Data provided:
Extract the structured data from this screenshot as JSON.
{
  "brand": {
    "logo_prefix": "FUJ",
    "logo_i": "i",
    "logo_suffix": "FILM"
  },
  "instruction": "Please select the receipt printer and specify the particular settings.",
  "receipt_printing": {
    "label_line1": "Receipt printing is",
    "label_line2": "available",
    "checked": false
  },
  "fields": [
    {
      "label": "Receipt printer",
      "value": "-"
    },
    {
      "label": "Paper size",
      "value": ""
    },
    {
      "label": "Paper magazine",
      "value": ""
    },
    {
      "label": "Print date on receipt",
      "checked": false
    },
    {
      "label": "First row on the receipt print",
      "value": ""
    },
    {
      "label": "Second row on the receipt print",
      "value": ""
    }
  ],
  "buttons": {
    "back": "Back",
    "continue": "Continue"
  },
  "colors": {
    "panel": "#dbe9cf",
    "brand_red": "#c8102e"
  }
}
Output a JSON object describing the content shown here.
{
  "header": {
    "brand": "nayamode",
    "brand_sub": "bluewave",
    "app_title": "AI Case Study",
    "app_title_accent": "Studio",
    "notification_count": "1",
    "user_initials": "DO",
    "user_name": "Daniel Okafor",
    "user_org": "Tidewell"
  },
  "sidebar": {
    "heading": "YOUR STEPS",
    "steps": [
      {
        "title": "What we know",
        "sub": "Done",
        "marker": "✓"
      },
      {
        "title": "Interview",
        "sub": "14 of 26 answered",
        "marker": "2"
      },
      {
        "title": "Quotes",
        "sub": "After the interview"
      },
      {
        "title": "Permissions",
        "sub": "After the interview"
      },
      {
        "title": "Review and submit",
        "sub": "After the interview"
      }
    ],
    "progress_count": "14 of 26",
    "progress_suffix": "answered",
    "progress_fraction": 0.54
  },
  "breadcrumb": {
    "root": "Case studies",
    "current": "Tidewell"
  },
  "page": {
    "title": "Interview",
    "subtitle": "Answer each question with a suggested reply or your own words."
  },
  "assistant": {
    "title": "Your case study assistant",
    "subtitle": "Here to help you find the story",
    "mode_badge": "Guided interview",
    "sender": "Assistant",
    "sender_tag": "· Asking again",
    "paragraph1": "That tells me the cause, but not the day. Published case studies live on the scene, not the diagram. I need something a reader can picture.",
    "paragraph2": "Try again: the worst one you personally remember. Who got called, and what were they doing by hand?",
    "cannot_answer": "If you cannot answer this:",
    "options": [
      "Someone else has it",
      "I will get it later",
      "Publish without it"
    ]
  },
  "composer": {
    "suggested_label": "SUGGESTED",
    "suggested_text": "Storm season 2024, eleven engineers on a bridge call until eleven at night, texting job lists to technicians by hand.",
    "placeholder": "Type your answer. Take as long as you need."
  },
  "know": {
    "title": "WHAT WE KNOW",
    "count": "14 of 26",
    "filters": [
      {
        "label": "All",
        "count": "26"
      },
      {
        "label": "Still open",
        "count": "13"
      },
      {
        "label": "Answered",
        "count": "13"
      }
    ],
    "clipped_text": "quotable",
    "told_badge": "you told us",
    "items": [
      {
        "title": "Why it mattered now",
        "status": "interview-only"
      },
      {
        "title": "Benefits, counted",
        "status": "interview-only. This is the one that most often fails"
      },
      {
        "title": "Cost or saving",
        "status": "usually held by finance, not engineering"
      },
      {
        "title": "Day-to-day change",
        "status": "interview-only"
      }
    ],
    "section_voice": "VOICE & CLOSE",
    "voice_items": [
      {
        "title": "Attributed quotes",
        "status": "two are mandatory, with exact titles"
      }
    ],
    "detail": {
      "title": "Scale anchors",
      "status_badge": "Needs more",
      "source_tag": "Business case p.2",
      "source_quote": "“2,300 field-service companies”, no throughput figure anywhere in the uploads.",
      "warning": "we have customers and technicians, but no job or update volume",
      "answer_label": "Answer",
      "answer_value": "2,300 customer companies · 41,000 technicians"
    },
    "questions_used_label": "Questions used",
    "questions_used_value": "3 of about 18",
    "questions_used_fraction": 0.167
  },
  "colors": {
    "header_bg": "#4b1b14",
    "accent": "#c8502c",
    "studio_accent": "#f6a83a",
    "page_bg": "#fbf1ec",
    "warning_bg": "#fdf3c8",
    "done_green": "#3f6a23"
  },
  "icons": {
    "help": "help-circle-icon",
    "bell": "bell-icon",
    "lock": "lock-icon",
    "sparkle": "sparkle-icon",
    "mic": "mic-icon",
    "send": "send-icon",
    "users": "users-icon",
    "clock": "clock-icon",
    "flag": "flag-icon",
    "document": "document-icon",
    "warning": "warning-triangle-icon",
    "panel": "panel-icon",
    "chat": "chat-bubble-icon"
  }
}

Given exercise: All of the data must be returned exactly.

Final result:
Extract the structured data from this screenshot as JSON.
{
  "brand": {
    "logo_prefix": "FUJ",
    "logo_i": "i",
    "logo_suffix": "FILM"
  },
  "instruction": "Please select the receipt printer and specify the particular settings.",
  "receipt_printing": {
    "label_line1": "Receipt printing is",
    "label_line2": "available",
    "checked": false
  },
  "fields": [
    {
      "label": "Receipt printer",
      "value": "-"
    },
    {
      "label": "Paper size",
      "value": ""
    },
    {
      "label": "Paper magazine",
      "value": ""
    },
    {
      "label": "Print date on receipt",
      "checked": false
    },
    {
      "label": "First row on the receipt print",
      "value": ""
    },
    {
      "label": "Second row on the receipt print",
      "value": ""
    }
  ],
  "buttons": {
    "back": "Back",
    "continue": "Continue"
  },
  "colors": {
    "panel": "#dbe9cf",
    "brand_red": "#c8102e"
  }
}
Output a JSON object describing the content shown here.
{
  "header": {
    "brand": "nayamode",
    "brand_sub": "bluewave",
    "app_title": "AI Case Study",
    "app_title_accent": "Studio",
    "notification_count": "1",
    "user_initials": "DO",
    "user_name": "Daniel Okafor",
    "user_org": "Tidewell"
  },
  "sidebar": {
    "heading": "YOUR STEPS",
    "steps": [
      {
        "title": "What we know",
        "sub": "Done",
        "marker": "✓"
      },
      {
        "title": "Interview",
        "sub": "14 of 26 answered",
        "marker": "2"
      },
      {
        "title": "Quotes",
        "sub": "After the interview"
      },
      {
        "title": "Permissions",
        "sub": "After the interview"
      },
      {
        "title": "Review and submit",
        "sub": "After the interview"
      }
    ],
    "progress_count": "14 of 26",
    "progress_suffix": "answered",
    "progress_fraction": 0.54
  },
  "breadcrumb": {
    "root": "Case studies",
    "current": "Tidewell"
  },
  "page": {
    "title": "Interview",
    "subtitle": "Answer each question with a suggested reply or your own words."
  },
  "assistant": {
    "title": "Your case study assistant",
    "subtitle": "Here to help you find the story",
    "mode_badge": "Guided interview",
    "sender": "Assistant",
    "sender_tag": "· Asking again",
    "paragraph1": "That tells me the cause, but not the day. Published case studies live on the scene, not the diagram. I need something a reader can picture.",
    "paragraph2": "Try again: the worst one you personally remember. Who got called, and what were they doing by hand?",
    "cannot_answer": "If you cannot answer this:",
    "options": [
      "Someone else has it",
      "I will get it later",
      "Publish without it"
    ]
  },
  "composer": {
    "suggested_label": "SUGGESTED",
    "suggested_text": "Storm season 2024, eleven engineers on a bridge call until eleven at night, texting job lists to technicians by hand.",
    "placeholder": "Type your answer. Take as long as you need."
  },
  "know": {
    "title": "WHAT WE KNOW",
    "count": "14 of 26",
    "filters": [
      {
        "label": "All",
        "count": "26"
      },
      {
        "label": "Still open",
        "count": "13"
      },
      {
        "label": "Answered",
        "count": "13"
      }
    ],
    "clipped_text": "quotable",
    "told_badge": "you told us",
    "items": [
      {
        "title": "Why it mattered now",
        "status": "interview-only"
      },
      {
        "title": "Benefits, counted",
        "status": "interview-only. This is the one that most often fails"
      },
      {
        "title": "Cost or saving",
        "status": "usually held by finance, not engineering"
      },
      {
        "title": "Day-to-day change",
        "status": "interview-only"
      }
    ],
    "section_voice": "VOICE & CLOSE",
    "voice_items": [
      {
        "title": "Attributed quotes",
        "status": "two are mandatory, with exact titles"
      }
    ],
    "detail": {
      "title": "Scale anchors",
      "status_badge": "Needs more",
      "source_tag": "Business case p.2",
      "source_quote": "“2,300 field-service companies”, no throughput figure anywhere in the uploads.",
      "warning": "we have customers and technicians, but no job or update volume",
      "answer_label": "Answer",
      "answer_value": "2,300 customer companies · 41,000 technicians"
    },
    "questions_used_label": "Questions used",
    "questions_used_value": "3 of about 18",
    "questions_used_fraction": 0.167
  },
  "colors": {
    "header_bg": "#4b1b14",
    "accent": "#c8502c",
    "studio_accent": "#f6a83a",
    "page_bg": "#fbf1ec",
    "warning_bg": "#fdf3c8",
    "done_green": "#3f6a23"
  },
  "icons": {
    "help": "help-circle-icon",
    "bell": "bell-icon",
    "lock": "lock-icon",
    "sparkle": "sparkle-icon",
    "mic": "mic-icon",
    "send": "send-icon",
    "users": "users-icon",
    "clock": "clock-icon",
    "flag": "flag-icon",
    "document": "document-icon",
    "warning": "warning-triangle-icon",
    "panel": "panel-icon",
    "chat": "chat-bubble-icon"
  }
}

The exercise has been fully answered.